--- begin ---
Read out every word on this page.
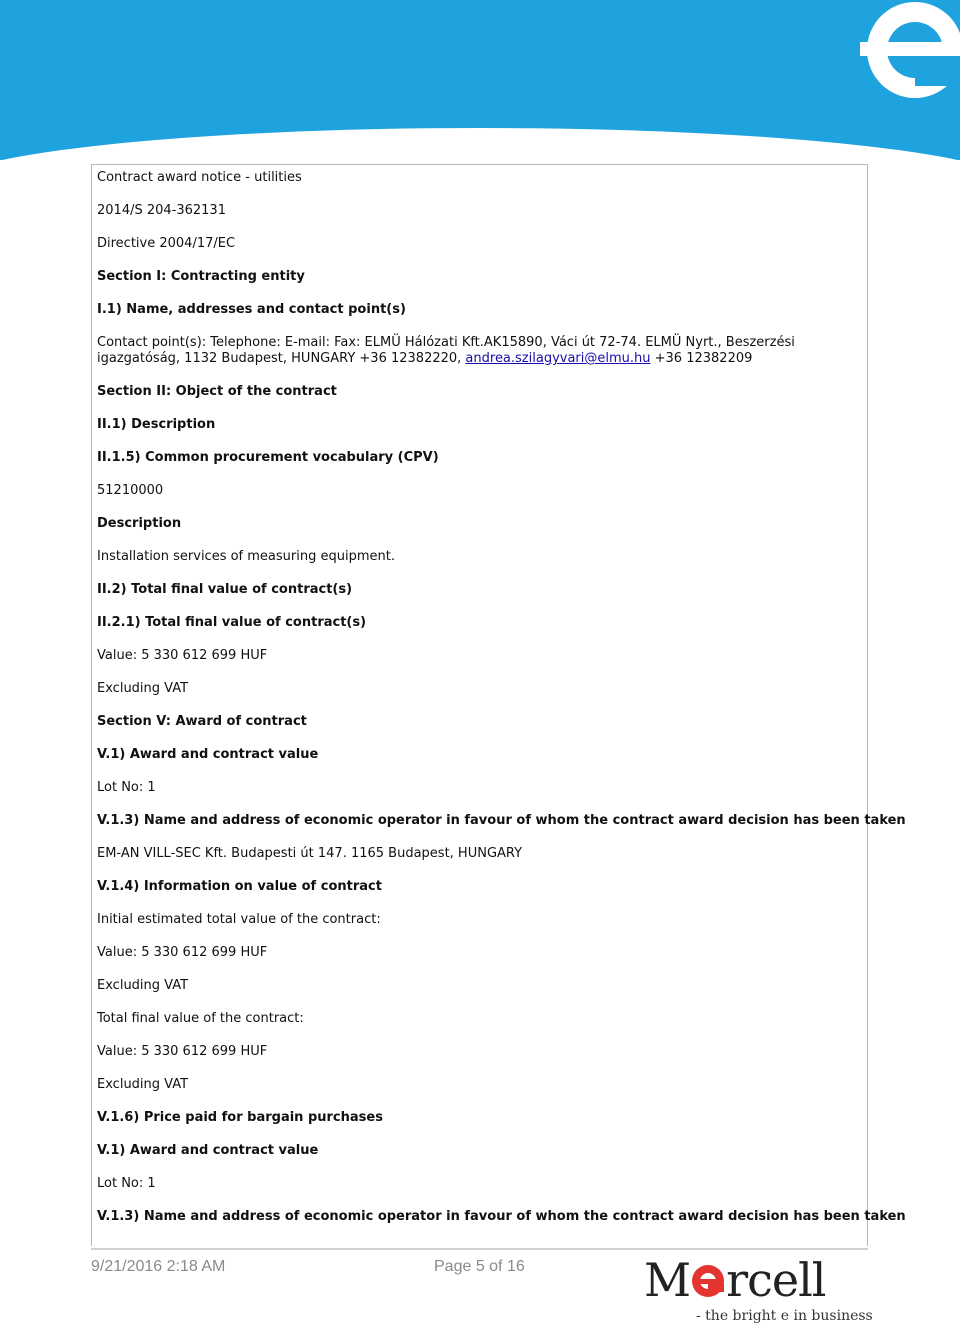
Contract award notice - utilities
2014/S 204-362131
Directive 2004/17/EC
Section I: Contracting entity
I.1) Name, addresses and contact point(s)
Contact point(s): Telephone: E-mail: Fax: ELMÜ Hálózati Kft.AK15890, Váci út 72-74. ELMÜ Nyrt., Beszerzési igazgatóság, 1132 Budapest, HUNGARY +36 12382220, andrea.szilagyvari@elmu.hu +36 12382209
Section II: Object of the contract
II.1) Description
II.1.5) Common procurement vocabulary (CPV)
51210000
Description
Installation services of measuring equipment.
II.2) Total final value of contract(s)
II.2.1) Total final value of contract(s)
Value: 5 330 612 699 HUF
Excluding VAT
Section V: Award of contract
V.1) Award and contract value
Lot No: 1
V.1.3) Name and address of economic operator in favour of whom the contract award decision has been taken
EM-AN VILL-SEC Kft. Budapesti út 147. 1165 Budapest, HUNGARY
V.1.4) Information on value of contract
Initial estimated total value of the contract:
Value: 5 330 612 699 HUF
Excluding VAT
Total final value of the contract:
Value: 5 330 612 699 HUF
Excluding VAT
V.1.6) Price paid for bargain purchases
V.1) Award and contract value
Lot No: 1
V.1.3) Name and address of economic operator in favour of whom the contract award decision has been taken
9/21/2016 2:18 AM	Page 5 of 16	M rcell
- the bright e in business
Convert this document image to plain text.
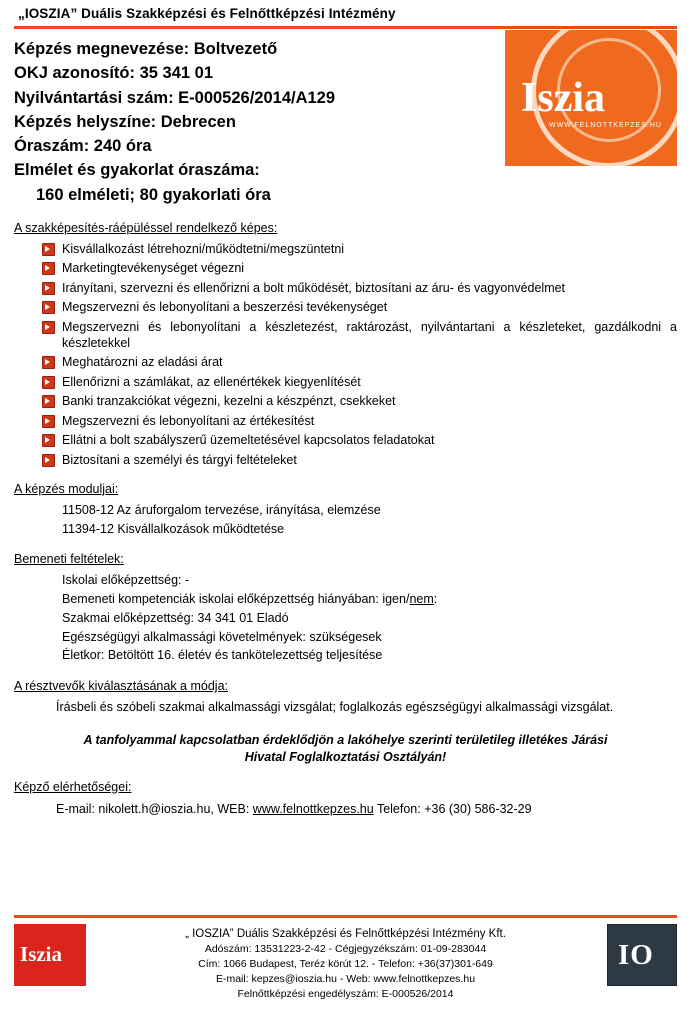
„IOSZIA” Duális Szakképzési és Felnőttképzési Intézmény
Iszia
WWW.FELNOTTKEPZES.HU
Képzés megnevezése: Boltvezető
OKJ azonosító: 35 341 01
Nyilvántartási szám: E-000526/2014/A129
Képzés helyszíne: Debrecen
Óraszám: 240 óra
Elmélet és gyakorlat óraszáma:
160 elméleti; 80 gyakorlati óra
A szakképesítés-ráépüléssel rendelkező képes:
Kisvállalkozást létrehozni/működtetni/megszüntetni
Marketingtevékenységet végezni
Irányítani, szervezni és ellenőrizni a bolt működését, biztosítani az áru- és vagyonvédelmet
Megszervezni és lebonyolítani a beszerzési tevékenységet
Megszervezni és lebonyolítani a készletezést, raktározást, nyilvántartani a készleteket, gazdálkodni a készletekkel
Meghatározni az eladási árat
Ellenőrizni a számlákat, az ellenértékek kiegyenlítését
Banki tranzakciókat végezni, kezelni a készpénzt, csekkeket
Megszervezni és lebonyolítani az értékesítést
Ellátni a bolt szabályszerű üzemeltetésével kapcsolatos feladatokat
Biztosítani a személyi és tárgyi feltételeket
A képzés moduljai:
11508-12 Az áruforgalom tervezése, irányítása, elemzése
11394-12 Kisvállalkozások működtetése
Bemeneti feltételek:
Iskolai előképzettség: -
Bemeneti kompetenciák iskolai előképzettség hiányában: igen/nem:
Szakmai előképzettség: 34 341 01 Eladó
Egészségügyi alkalmassági követelmények: szükségesek
Életkor: Betöltött 16. életév és tankötelezettség teljesítése
A résztvevők kiválasztásának a módja:
Írásbeli és szóbeli szakmai alkalmassági vizsgálat; foglalkozás egészségügyi alkalmassági vizsgálat.
A tanfolyammal kapcsolatban érdeklődjön a lakóhelye szerinti területileg illetékes Járási
Hivatal Foglalkoztatási Osztályán!
Képző elérhetőségei:
E-mail: nikolett.h@ioszia.hu, WEB: www.felnottkepzes.hu Telefon: +36 (30) 586-32-29
Iszia
„ IOSZIA” Duális Szakképzési és Felnőttképzési Intézmény Kft.
Adószám: 13531223-2-42 - Cégjegyzékszám: 01-09-283044
Cím: 1066 Budapest, Teréz körút 12. - Telefon: +36(37)301-649
E-mail: kepzes@ioszia.hu - Web: www.felnottkepzes.hu
Felnőttképzési engedélyszám: E-000526/2014
IO
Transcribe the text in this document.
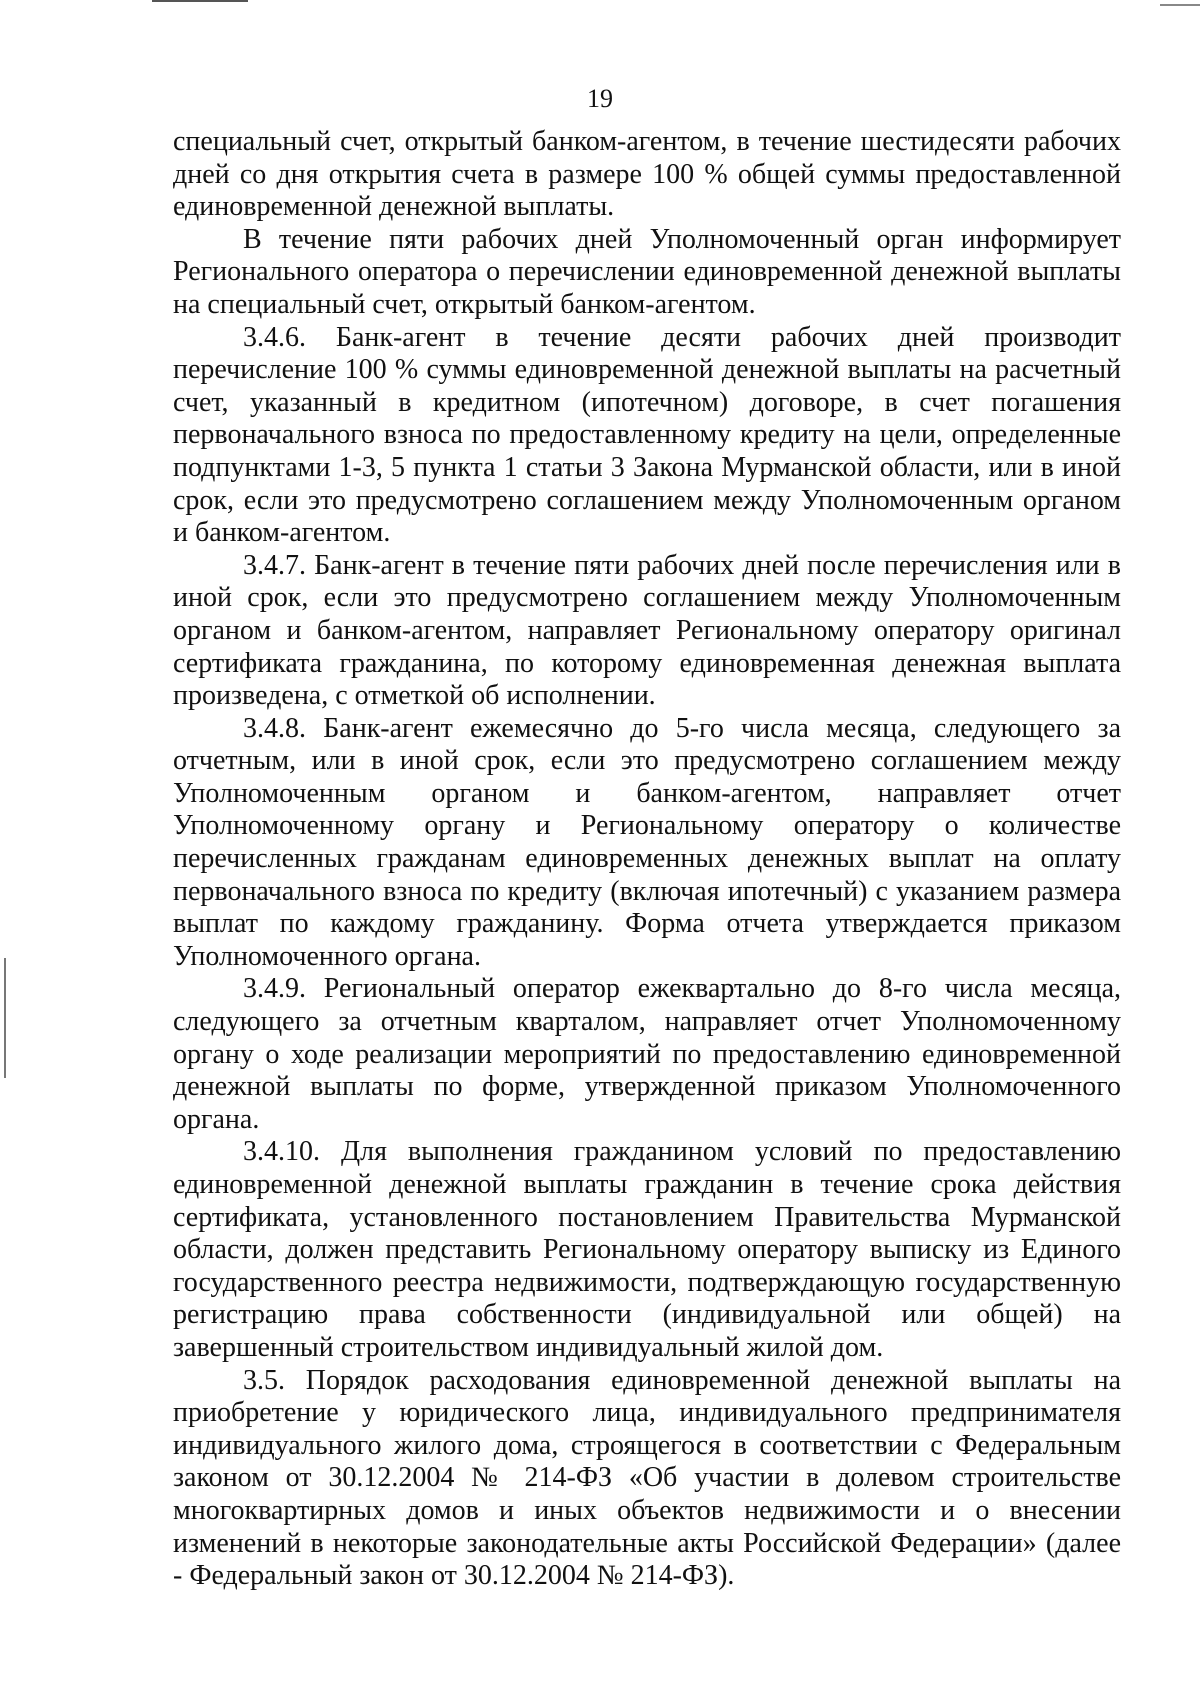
19

специальный счет, открытый банком-агентом, в течение шестидесяти рабочих дней со дня открытия счета в размере 100 % общей суммы предоставленной единовременной денежной выплаты.

В течение пяти рабочих дней Уполномоченный орган информирует Регионального оператора о перечислении единовременной денежной выплаты на специальный счет, открытый банком-агентом.

3.4.6. Банк-агент в течение десяти рабочих дней производит перечисление 100 % суммы единовременной денежной выплаты на расчетный счет, указанный в кредитном (ипотечном) договоре, в счет погашения первоначального взноса по предоставленному кредиту на цели, определенные подпунктами 1-3, 5 пункта 1 статьи 3 Закона Мурманской области, или в иной срок, если это предусмотрено соглашением между Уполномоченным органом и банком-агентом.

3.4.7. Банк-агент в течение пяти рабочих дней после перечисления или в иной срок, если это предусмотрено соглашением между Уполномоченным органом и банком-агентом, направляет Региональному оператору оригинал сертификата гражданина, по которому единовременная денежная выплата произведена, с отметкой об исполнении.

3.4.8. Банк-агент ежемесячно до 5-го числа месяца, следующего за отчетным, или в иной срок, если это предусмотрено соглашением между Уполномоченным органом и банком-агентом, направляет отчет Уполномоченному органу и Региональному оператору о количестве перечисленных гражданам единовременных денежных выплат на оплату первоначального взноса по кредиту (включая ипотечный) с указанием размера выплат по каждому гражданину. Форма отчета утверждается приказом Уполномоченного органа.

3.4.9. Региональный оператор ежеквартально до 8-го числа месяца, следующего за отчетным кварталом, направляет отчет Уполномоченному органу о ходе реализации мероприятий по предоставлению единовременной денежной выплаты по форме, утвержденной приказом Уполномоченного органа.

3.4.10. Для выполнения гражданином условий по предоставлению единовременной денежной выплаты гражданин в течение срока действия сертификата, установленного постановлением Правительства Мурманской области, должен представить Региональному оператору выписку из Единого государственного реестра недвижимости, подтверждающую государственную регистрацию права собственности (индивидуальной или общей) на завершенный строительством индивидуальный жилой дом.

3.5. Порядок расходования единовременной денежной выплаты на приобретение у юридического лица, индивидуального предпринимателя индивидуального жилого дома, строящегося в соответствии с Федеральным законом от 30.12.2004 № 214-ФЗ «Об участии в долевом строительстве многоквартирных домов и иных объектов недвижимости и о внесении изменений в некоторые законодательные акты Российской Федерации» (далее - Федеральный закон от 30.12.2004 № 214-ФЗ).
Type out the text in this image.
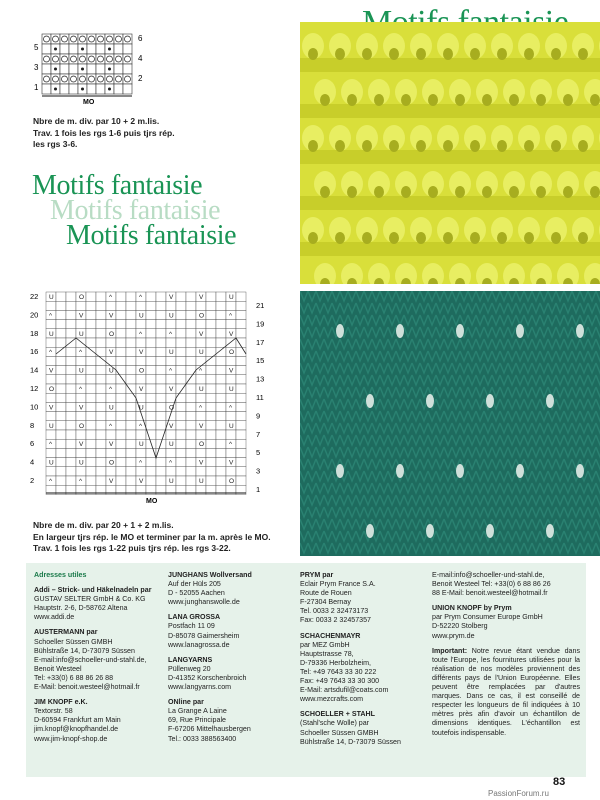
5
3
1
6
4
2
MO
Nbre de m. div. par 10 + 2 m.lis.
Trav. 1 fois les rgs 1-6 puis tjrs rép.
les rgs 3-6.
Motifs fantaisie
Motifs fantaisie
Motifs fantaisie
U	O	^	^	V	V	U
^	V	V	U	U	O	^
U	U	O	^	^	V	V
^	^	V	V	U	U	O
V	U	U	O	^	^	V
O	^	^	V	V	U	U
V	V	U	U	O	^	^
U	O	^	^	V	V	U
^	V	V	U	U	O	^
U	U	O	^	^	V	V
^	^	V	V	U	U	O
22
20
18
16
14
12
10
8
6
4
2
21
19
17
15
13
11
9
7
5
3
1
MO
Nbre de m. div. par 20 + 1 + 2 m.lis.
En largeur tjrs rép. le MO et terminer par la m. après le MO.
Trav. 1 fois les rgs 1-22 puis tjrs rép. les rgs 3-22.
Adresses utiles
Addi – Strick- und Häkelnadeln par
GUSTAV SELTER GmbH & Co. KG
Hauptstr. 2-6, D-58762 Altena
www.addi.de
AUSTERMANN par
Schoeller Süssen GMBH
Bühlstraße 14, D-73079 Süssen
E-mail:info@schoeller-und-stahl.de,
Benoit Westeel
Tel: +33(0) 6 88 86 26 88
E-Mail: benoit.westeel@hotmail.fr
JIM KNOPF e.K.
Textorstr. 58
D-60594 Frankfurt am Main
jim.knopf@knopfhandel.de
www.jim-knopf-shop.de
JUNGHANS Wollversand
Auf der Hüls 205
D - 52055 Aachen
www.junghanswolle.de
LANA GROSSA
Postfach 11 09
D-85078 Gaimersheim
www.lanagrossa.de
LANGYARNS
Püllenweg 20
D-41352 Korschenbroich
www.langyarns.com
ONline par
La Grange A Laine
69, Rue Principale
F-67206 Mittelhausbergen
Tel.: 0033 388563400
PRYM par
Eclair Prym France S.A.
Route de Rouen
F-27304 Bernay
Tel. 0033 2 32473173
Fax: 0033 2 32457357
SCHACHENMAYR
par MEZ GmbH
Hauptstrasse 78,
D-79336 Herbolzheim,
Tel: +49 7643 33 30 222
Fax: +49 7643 33 30 300
E-Mail: artsdufil@coats.com
www.mezcrafts.com
SCHOELLER + STAHL
(Stahl'sche Wolle) par
Schoeller Süssen GMBH
Bühlstraße 14, D-73079 Süssen
E-mail:info@schoeller-und-stahl.de,
Benoit Westeel Tel: +33(0) 6 88 86 26
88 E-Mail: benoit.westeel@hotmail.fr
UNION KNOPF by Prym
par Prym Consumer Europe GmbH
D-52220 Stolberg
www.prym.de
Important: Notre revue étant vendue dans toute l'Europe, les fournitures utilisées pour la réalisation de nos modèles proviennent des différents pays de l'Union Européenne. Elles peuvent être remplacées par d'autres marques. Dans ce cas, il est conseillé de respecter les longueurs de fil indiquées à 10 mètres près afin d'avoir un échantillon de dimensions identiques. L'échantillon est toutefois indispensable.
83
PassionForum.ru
--- end ---
What you have to do: Output nothing but the number of lines in the data containing the string "point".

Response to this task: 2